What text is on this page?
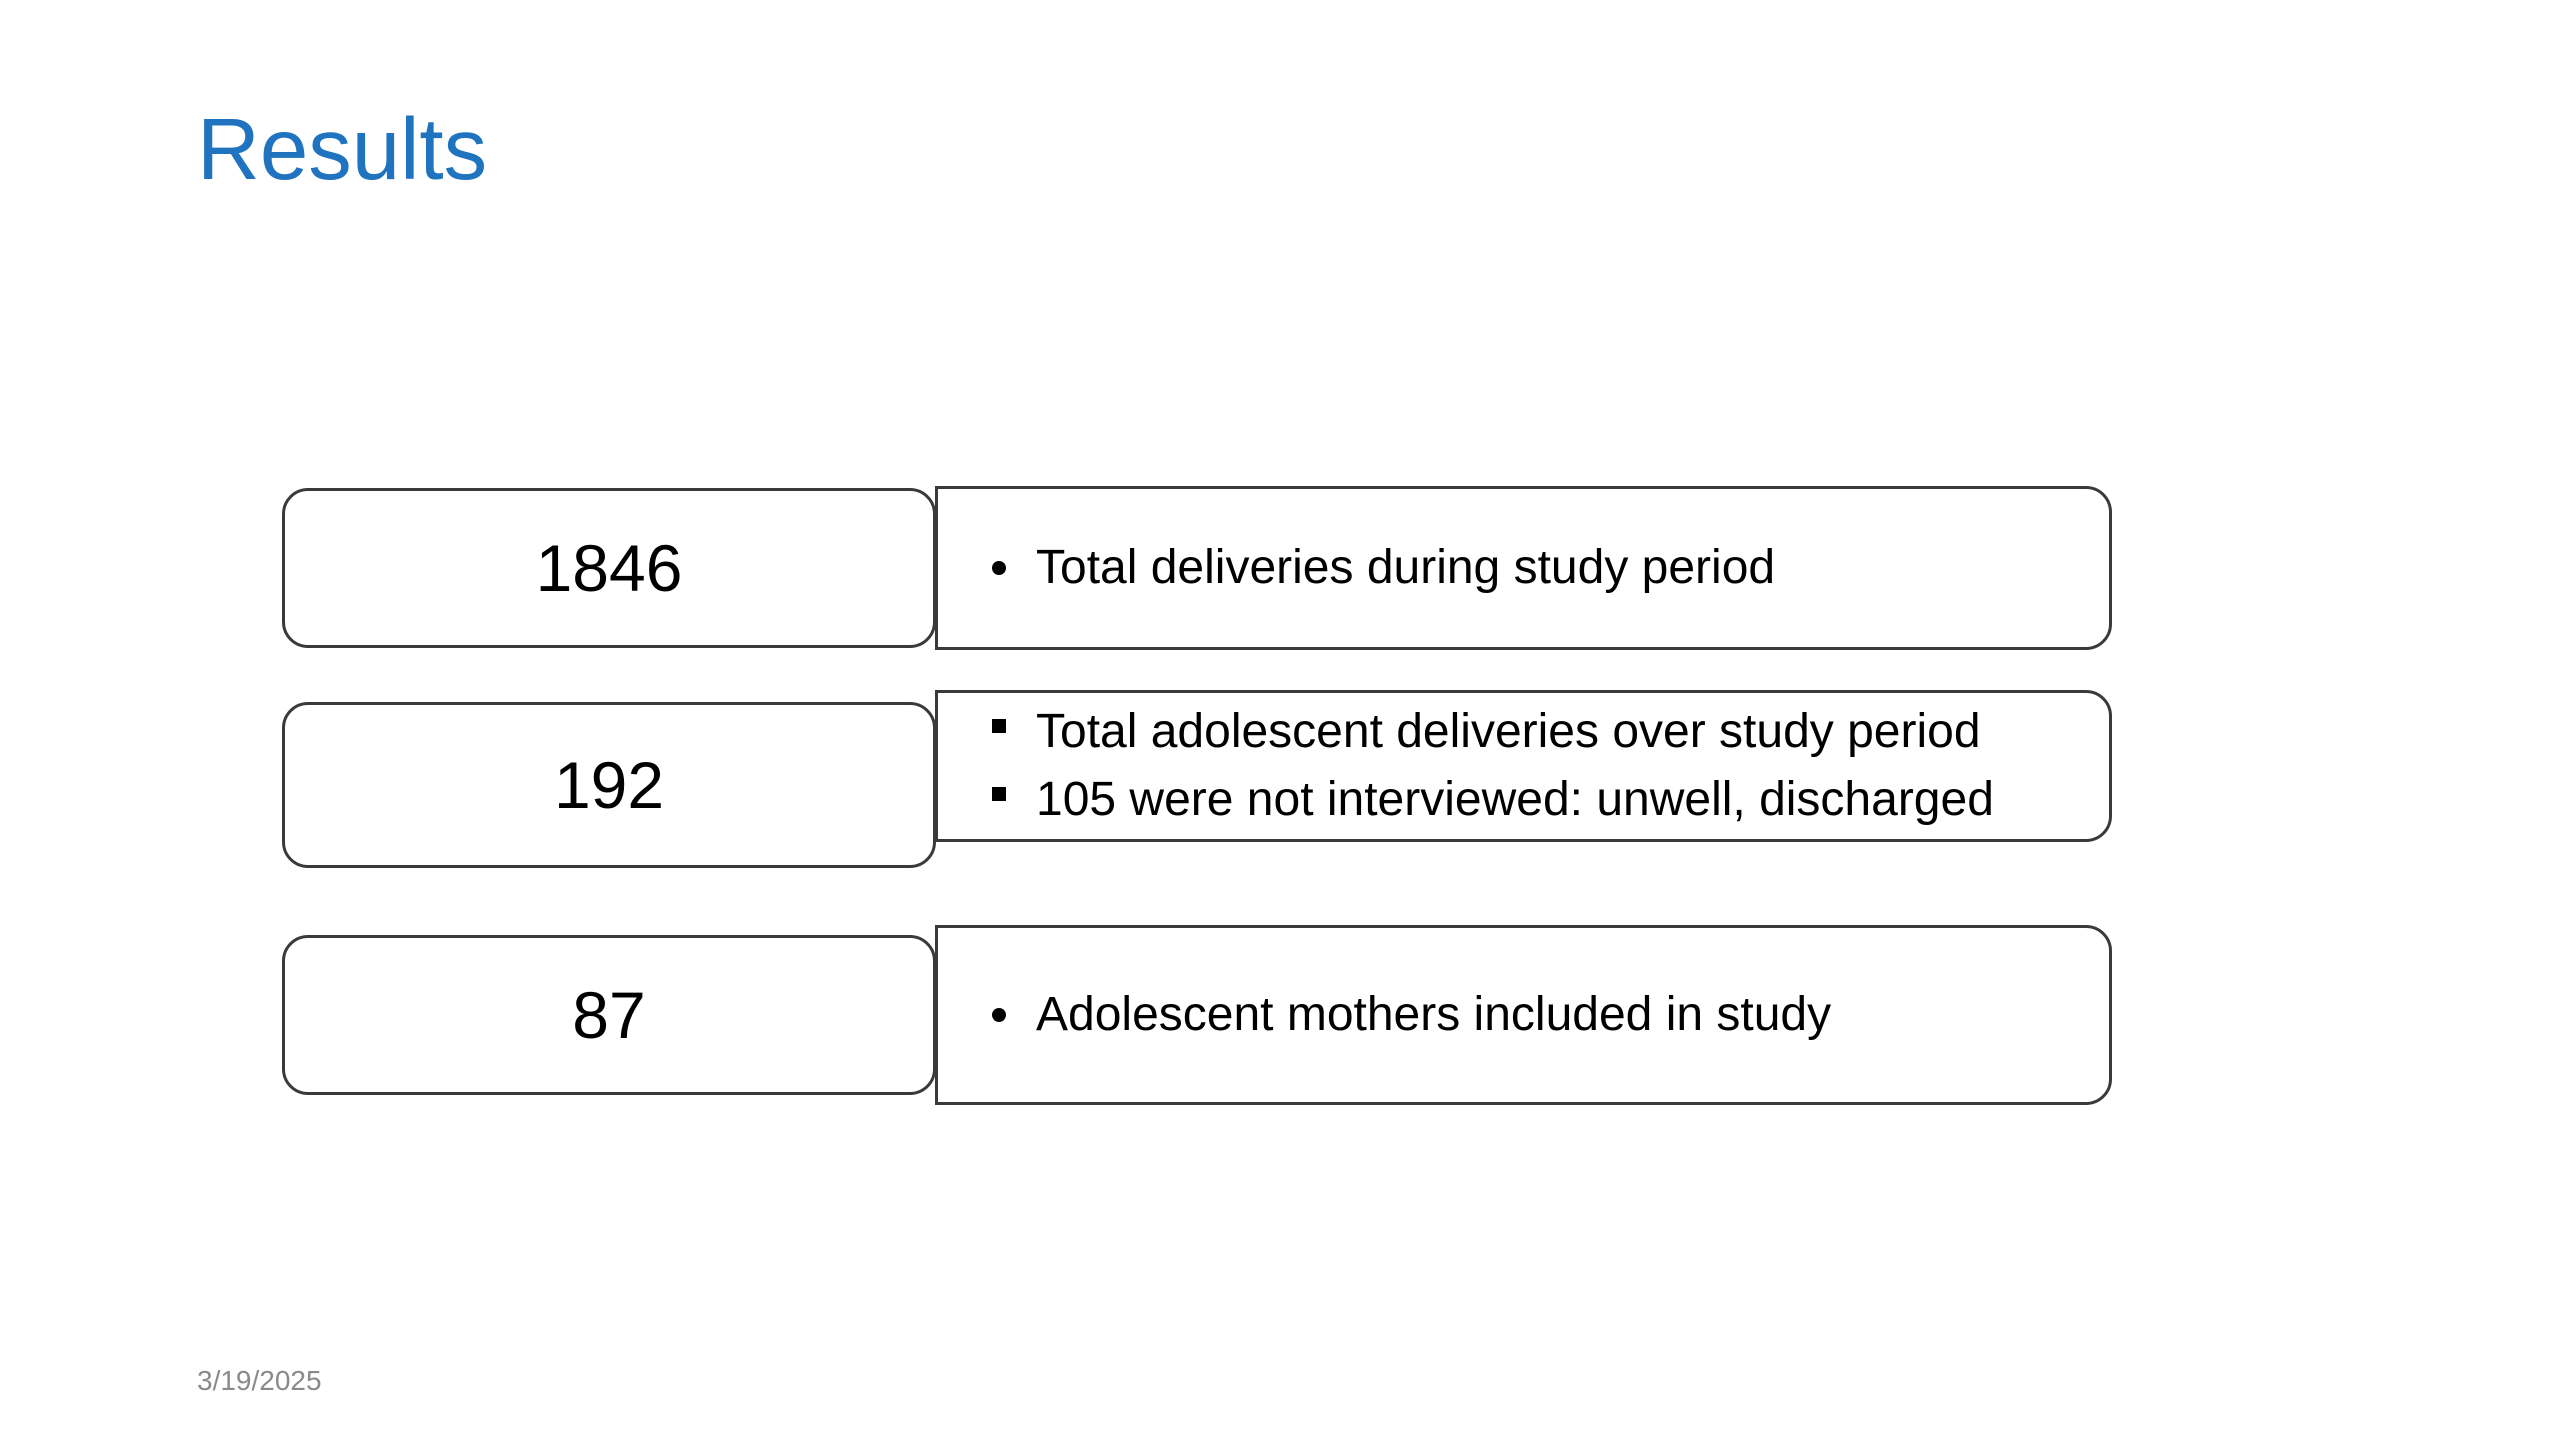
Results
1846	Total deliveries during study period
192
Total adolescent deliveries over study period
105 were not interviewed: unwell, discharged
87	Adolescent mothers included in study
3/19/2025
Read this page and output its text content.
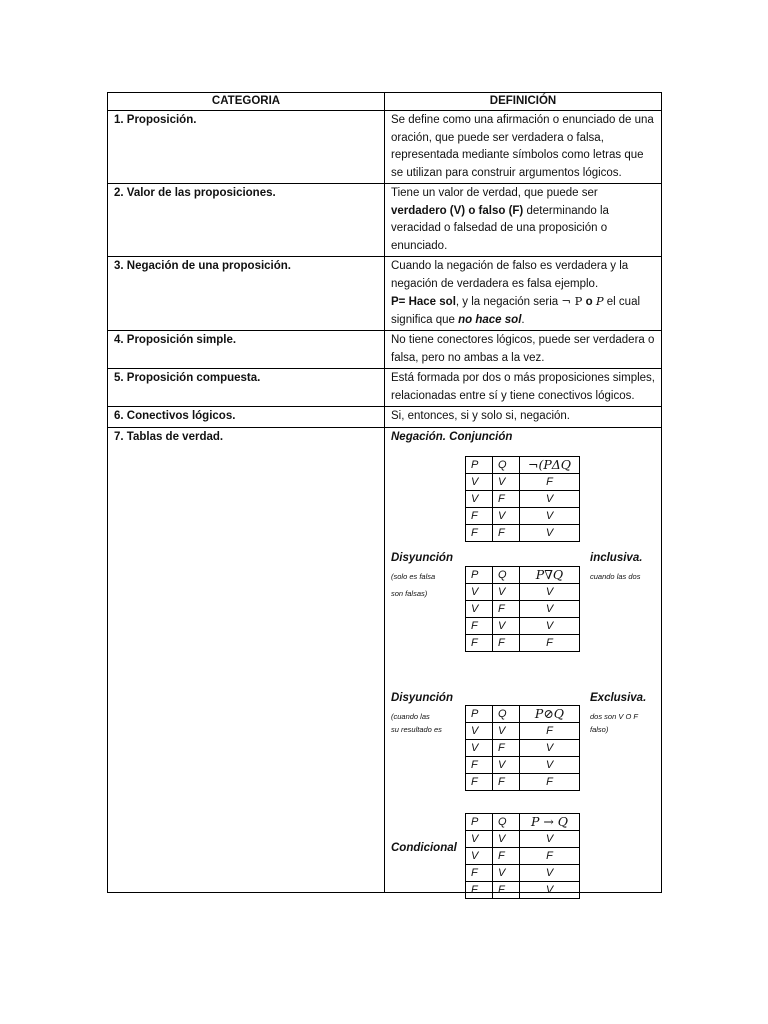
CATEGORIA	DEFINICIÓN
1. Proposición.	Se define como una afirmación o enunciado de una oración, que puede ser verdadera o falsa, representada mediante símbolos como letras que se utilizan para construir argumentos lógicos.
2. Valor de las proposiciones.	Tiene un valor de verdad, que puede ser verdadero (V) o falso (F) determinando la veracidad o falsedad de una proposición o enunciado.
3. Negación de una proposición.	Cuando la negación de falso es verdadera y la negación de verdadera es falsa ejemplo.
P= Hace sol, y la negación seria ¬ P o P el cual significa que no hace sol.
4. Proposición simple.	No tiene conectores lógicos, puede ser verdadera o falsa, pero no ambas a la vez.
5. Proposición compuesta.	Está formada por dos o más proposiciones simples, relacionadas entre sí y tiene conectivos lógicos.
6. Conectivos lógicos.	Si, entonces, si y solo si, negación.
7. Tablas de verdad.	Negación. Conjunción
P	Q	¬(PΔQ
V	V	F
V	F	V
F	V	V
F	F	V
Disyunción	inclusiva.
(solo es falsa
son falsas)
cuando las dos
P	Q	P∇Q
V	V	V
V	F	V
F	V	V
F	F	F
Disyunción	Exclusiva.
(cuando las
su resultado es
dos son V O F
falso)
P	Q	P⊘Q
V	V	F
V	F	V
F	V	V
F	F	F
Condicional
P	Q	P → Q
V	V	V
V	F	F
F	V	V
F	F	V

- - -

--- REQUIREMENTS ---
Transcribe the material exactly, and leave out whatever pictures it holds.

--- CORRECT RESULT ---
What text is on this page?
Results
1846	Total deliveries during study period
192
Total adolescent deliveries over study period
105 were not interviewed: unwell, discharged
87	Adolescent mothers included in study
3/19/2025
Read this page and output its text content.
CATEGORIA	DEFINICIÓN
1. Proposición.	Se define como una afirmación o enunciado de una oración, que puede ser verdadera o falsa, representada mediante símbolos como letras que se utilizan para construir argumentos lógicos.
2. Valor de las proposiciones.	Tiene un valor de verdad, que puede ser verdadero (V) o falso (F) determinando la veracidad o falsedad de una proposición o enunciado.
3. Negación de una proposición.	Cuando la negación de falso es verdadera y la negación de verdadera es falsa ejemplo.
P= Hace sol, y la negación seria ¬ P o P el cual significa que no hace sol.
4. Proposición simple.	No tiene conectores lógicos, puede ser verdadera o falsa, pero no ambas a la vez.
5. Proposición compuesta.	Está formada por dos o más proposiciones simples, relacionadas entre sí y tiene conectivos lógicos.
6. Conectivos lógicos.	Si, entonces, si y solo si, negación.
7. Tablas de verdad.	Negación. Conjunción
P	Q	¬(PΔQ
V	V	F
V	F	V
F	V	V
F	F	V
Disyunción	inclusiva.
(solo es falsa
son falsas)
cuando las dos
P	Q	P∇Q
V	V	V
V	F	V
F	V	V
F	F	F
Disyunción	Exclusiva.
(cuando las
su resultado es
dos son V O F
falso)
P	Q	P⊘Q
V	V	F
V	F	V
F	V	V
F	F	F
Condicional
P	Q	P → Q
V	V	V
V	F	F
F	V	V
F	F	V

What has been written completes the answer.